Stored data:
══════════

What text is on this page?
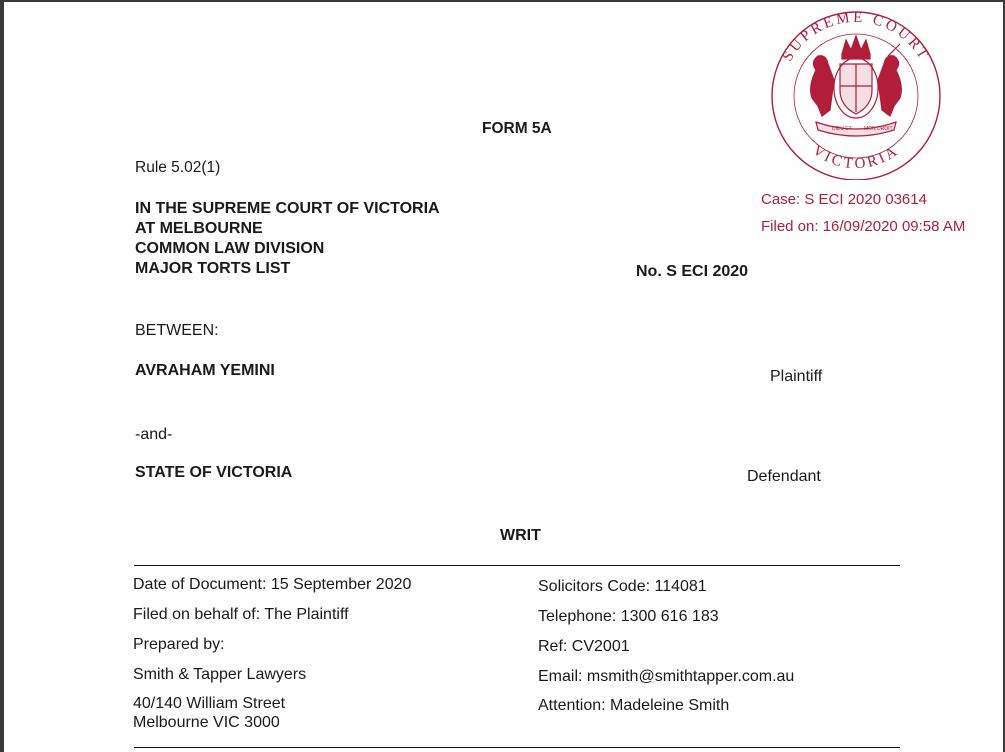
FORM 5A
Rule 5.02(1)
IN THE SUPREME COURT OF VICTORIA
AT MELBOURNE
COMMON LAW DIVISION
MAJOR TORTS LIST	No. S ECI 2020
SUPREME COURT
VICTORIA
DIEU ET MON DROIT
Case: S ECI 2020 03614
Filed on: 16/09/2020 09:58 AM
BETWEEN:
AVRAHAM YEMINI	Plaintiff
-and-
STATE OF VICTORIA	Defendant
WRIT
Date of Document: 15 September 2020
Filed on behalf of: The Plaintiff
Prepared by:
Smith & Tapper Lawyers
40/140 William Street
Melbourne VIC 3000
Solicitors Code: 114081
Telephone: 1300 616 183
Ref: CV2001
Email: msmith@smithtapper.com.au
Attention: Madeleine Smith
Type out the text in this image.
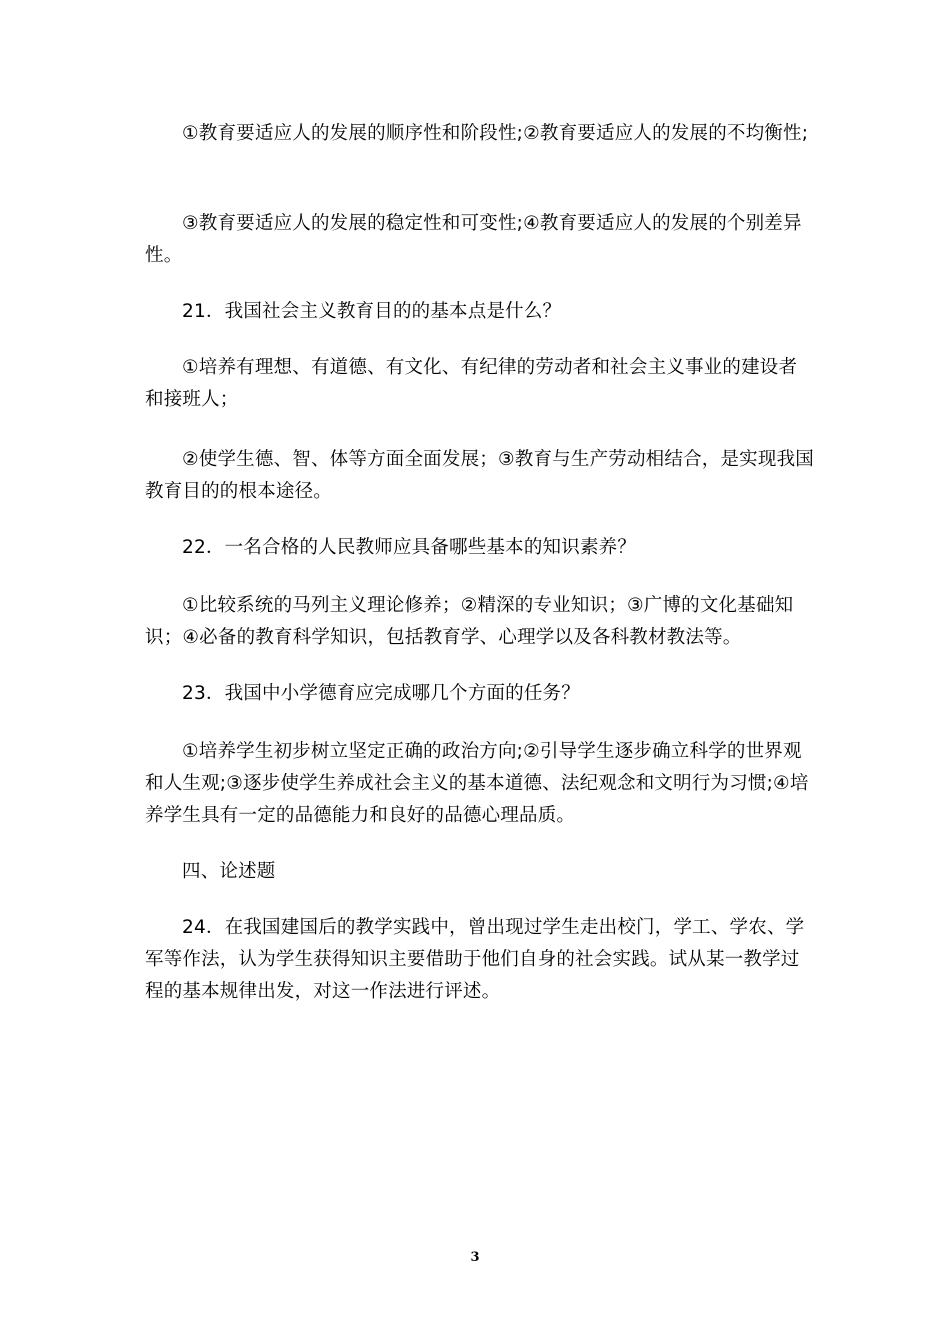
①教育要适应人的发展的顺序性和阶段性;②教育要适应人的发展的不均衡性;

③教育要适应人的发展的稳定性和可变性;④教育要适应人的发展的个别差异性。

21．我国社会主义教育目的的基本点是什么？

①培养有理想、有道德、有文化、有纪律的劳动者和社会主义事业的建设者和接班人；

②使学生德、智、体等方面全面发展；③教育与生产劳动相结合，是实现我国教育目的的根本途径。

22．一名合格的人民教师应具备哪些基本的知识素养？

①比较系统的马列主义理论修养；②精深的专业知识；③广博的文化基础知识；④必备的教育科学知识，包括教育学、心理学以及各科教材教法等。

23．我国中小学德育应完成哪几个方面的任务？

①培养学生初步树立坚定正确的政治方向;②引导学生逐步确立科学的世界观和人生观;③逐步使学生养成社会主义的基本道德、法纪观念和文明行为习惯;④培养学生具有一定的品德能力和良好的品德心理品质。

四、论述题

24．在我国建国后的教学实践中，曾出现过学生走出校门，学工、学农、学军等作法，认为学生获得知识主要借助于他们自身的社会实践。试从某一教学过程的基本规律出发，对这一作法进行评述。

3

══════════

Work instructions:
In the entries above, find every line holding the word "VICTORIA" and copy it out.

Task output:
IN THE SUPREME COURT OF VICTORIA
VICTORIA
STATE OF VICTORIA	Defendant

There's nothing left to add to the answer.